Input rows
— start —
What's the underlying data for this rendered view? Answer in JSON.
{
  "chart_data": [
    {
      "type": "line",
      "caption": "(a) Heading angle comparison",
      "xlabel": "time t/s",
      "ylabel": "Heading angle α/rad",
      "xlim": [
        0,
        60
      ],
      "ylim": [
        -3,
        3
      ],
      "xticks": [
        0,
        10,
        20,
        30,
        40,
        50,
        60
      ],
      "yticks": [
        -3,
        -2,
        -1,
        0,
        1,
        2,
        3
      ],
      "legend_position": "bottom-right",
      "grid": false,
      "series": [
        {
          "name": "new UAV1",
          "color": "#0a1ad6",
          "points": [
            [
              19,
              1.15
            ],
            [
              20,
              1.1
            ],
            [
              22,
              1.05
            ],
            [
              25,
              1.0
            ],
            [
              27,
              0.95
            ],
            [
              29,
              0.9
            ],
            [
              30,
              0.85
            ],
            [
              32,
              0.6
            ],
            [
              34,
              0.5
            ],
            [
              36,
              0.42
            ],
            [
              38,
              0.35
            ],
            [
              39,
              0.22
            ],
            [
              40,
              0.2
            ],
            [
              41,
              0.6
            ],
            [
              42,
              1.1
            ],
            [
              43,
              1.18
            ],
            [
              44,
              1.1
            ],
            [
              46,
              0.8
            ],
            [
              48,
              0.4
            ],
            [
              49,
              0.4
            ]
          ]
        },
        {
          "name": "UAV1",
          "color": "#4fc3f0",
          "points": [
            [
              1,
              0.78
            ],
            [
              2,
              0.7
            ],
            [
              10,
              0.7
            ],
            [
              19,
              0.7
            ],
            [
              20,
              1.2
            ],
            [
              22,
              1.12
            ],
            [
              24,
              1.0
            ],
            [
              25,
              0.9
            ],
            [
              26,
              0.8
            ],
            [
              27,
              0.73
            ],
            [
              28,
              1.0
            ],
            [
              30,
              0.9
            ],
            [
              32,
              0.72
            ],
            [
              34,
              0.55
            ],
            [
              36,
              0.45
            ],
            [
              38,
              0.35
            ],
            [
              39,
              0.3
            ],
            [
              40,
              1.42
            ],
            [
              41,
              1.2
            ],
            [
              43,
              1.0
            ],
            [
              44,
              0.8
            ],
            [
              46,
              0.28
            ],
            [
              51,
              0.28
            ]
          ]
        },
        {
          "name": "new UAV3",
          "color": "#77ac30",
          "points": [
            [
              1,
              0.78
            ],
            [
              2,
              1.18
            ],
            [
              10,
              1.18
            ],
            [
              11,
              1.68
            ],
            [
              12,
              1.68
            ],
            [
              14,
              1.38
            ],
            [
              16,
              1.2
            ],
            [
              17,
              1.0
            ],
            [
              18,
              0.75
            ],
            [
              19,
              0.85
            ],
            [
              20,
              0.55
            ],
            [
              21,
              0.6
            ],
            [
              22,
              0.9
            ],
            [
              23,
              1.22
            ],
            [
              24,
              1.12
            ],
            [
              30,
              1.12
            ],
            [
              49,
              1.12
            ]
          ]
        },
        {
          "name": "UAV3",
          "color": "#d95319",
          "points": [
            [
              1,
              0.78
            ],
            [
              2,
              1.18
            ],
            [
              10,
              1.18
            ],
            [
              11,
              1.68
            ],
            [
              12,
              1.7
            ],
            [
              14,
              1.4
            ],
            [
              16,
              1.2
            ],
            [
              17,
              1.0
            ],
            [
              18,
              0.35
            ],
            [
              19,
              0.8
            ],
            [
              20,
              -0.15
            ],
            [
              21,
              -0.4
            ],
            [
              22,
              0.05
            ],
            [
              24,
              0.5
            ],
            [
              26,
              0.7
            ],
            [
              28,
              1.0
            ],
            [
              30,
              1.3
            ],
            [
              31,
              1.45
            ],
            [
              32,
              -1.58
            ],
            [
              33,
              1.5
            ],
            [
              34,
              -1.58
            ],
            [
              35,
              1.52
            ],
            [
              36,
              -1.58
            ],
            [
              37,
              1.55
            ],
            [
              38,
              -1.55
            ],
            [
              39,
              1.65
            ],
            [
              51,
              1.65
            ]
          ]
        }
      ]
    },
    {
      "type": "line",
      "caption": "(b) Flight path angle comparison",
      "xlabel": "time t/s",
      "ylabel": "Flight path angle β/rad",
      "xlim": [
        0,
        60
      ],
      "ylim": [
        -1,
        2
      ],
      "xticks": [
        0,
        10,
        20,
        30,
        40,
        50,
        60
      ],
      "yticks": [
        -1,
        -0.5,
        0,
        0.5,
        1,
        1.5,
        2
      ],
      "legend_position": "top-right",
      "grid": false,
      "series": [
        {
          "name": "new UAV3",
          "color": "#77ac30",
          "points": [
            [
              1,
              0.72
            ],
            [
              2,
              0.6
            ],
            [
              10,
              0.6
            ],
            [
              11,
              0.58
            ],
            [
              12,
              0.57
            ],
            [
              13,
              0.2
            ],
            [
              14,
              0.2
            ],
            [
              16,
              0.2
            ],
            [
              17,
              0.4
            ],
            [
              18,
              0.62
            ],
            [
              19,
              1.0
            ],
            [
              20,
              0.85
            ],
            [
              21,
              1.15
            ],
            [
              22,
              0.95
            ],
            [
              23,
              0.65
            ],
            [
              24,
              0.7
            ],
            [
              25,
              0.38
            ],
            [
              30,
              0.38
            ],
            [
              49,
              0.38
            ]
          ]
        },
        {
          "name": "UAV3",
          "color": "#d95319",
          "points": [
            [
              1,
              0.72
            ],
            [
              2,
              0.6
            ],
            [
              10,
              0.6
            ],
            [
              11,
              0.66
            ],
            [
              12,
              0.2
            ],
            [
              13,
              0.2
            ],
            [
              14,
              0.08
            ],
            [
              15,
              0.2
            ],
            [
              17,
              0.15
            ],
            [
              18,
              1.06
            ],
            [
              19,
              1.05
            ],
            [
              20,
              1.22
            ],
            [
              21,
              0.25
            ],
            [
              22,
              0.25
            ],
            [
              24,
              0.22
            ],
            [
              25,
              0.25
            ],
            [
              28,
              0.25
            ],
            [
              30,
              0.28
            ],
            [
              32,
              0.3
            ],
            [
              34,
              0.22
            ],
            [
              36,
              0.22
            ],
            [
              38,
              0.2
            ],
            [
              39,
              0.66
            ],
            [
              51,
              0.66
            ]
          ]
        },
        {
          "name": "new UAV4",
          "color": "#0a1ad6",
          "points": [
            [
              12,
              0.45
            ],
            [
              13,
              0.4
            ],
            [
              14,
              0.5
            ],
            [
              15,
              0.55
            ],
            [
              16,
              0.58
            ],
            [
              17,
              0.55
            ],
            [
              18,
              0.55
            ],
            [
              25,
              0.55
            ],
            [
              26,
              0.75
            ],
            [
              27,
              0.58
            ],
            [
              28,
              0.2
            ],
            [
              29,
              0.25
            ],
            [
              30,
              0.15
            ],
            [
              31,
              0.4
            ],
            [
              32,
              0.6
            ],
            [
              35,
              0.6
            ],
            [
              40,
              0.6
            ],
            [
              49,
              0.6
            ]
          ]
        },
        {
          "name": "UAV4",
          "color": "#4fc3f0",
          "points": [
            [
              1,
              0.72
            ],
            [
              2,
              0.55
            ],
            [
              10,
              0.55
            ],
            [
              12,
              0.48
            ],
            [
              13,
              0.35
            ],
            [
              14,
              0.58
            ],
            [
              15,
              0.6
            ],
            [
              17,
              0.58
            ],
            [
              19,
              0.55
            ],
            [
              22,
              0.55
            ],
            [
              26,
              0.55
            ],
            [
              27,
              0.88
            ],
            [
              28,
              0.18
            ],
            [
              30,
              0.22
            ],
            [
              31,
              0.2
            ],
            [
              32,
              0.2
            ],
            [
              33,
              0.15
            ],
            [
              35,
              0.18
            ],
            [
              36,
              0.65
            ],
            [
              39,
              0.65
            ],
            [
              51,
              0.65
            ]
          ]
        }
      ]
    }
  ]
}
— end —
Set task
Look through the entries above. Extract each line with the word "angle".

Problem solution
      "caption": "(a) Heading angle comparison",
      "ylabel": "Heading angle α/rad",
      "caption": "(b) Flight path angle comparison",
      "ylabel": "Flight path angle β/rad",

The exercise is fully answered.